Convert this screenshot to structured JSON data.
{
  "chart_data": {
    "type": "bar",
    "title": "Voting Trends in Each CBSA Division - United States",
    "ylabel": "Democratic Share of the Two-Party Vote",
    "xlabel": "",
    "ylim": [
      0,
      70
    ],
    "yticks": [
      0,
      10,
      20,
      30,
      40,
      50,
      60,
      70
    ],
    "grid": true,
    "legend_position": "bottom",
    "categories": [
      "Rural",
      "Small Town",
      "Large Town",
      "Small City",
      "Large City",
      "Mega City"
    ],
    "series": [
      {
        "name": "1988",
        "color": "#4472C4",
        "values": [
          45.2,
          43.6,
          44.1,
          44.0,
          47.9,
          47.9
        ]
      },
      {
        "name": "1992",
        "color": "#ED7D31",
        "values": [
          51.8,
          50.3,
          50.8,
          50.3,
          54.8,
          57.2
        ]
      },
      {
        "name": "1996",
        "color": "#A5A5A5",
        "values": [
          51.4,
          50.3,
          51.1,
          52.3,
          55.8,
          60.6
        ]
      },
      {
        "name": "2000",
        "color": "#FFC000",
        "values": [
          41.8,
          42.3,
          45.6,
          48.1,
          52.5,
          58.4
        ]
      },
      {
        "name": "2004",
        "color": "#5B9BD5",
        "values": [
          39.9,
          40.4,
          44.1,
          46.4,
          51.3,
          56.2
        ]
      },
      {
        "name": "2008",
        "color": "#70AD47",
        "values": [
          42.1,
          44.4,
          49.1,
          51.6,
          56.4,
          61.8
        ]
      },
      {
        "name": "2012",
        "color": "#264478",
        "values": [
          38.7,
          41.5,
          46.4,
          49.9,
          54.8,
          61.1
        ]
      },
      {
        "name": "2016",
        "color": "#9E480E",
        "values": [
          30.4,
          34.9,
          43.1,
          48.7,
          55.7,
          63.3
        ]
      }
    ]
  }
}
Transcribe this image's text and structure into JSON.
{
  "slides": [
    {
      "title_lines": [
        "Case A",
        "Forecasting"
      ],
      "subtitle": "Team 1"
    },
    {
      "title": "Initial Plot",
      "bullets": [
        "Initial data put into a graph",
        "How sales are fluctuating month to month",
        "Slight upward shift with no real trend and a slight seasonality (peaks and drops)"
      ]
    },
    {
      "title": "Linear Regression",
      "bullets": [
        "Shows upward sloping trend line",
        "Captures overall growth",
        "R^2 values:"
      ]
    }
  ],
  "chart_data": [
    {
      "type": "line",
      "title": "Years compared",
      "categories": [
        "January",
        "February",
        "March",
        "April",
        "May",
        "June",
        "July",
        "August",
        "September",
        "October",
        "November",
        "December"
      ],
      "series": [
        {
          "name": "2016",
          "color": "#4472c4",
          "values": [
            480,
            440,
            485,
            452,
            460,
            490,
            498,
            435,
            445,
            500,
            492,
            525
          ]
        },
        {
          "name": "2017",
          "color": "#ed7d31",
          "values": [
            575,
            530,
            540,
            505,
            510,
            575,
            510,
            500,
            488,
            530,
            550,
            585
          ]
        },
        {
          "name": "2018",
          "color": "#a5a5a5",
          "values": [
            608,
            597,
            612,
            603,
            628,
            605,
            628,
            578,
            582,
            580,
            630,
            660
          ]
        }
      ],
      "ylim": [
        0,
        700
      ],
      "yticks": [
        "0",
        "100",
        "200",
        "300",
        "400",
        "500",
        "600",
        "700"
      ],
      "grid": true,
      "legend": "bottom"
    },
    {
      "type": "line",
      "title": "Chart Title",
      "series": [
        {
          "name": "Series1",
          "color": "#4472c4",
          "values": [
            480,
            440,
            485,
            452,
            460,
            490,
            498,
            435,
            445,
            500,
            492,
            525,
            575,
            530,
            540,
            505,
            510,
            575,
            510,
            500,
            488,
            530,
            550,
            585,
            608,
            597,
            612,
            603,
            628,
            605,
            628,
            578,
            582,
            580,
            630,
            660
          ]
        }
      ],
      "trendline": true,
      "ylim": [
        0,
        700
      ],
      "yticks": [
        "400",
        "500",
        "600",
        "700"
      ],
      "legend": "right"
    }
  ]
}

Required work:
Select every line of the records holding the string "color".

Reply:
        "color": "#4472C4",
        "color": "#ED7D31",
        "color": "#A5A5A5",
        "color": "#FFC000",
        "color": "#5B9BD5",
        "color": "#70AD47",
        "color": "#264478",
        "color": "#9E480E",
          "color": "#4472c4",
          "color": "#ed7d31",
          "color": "#a5a5a5",
          "color": "#4472c4",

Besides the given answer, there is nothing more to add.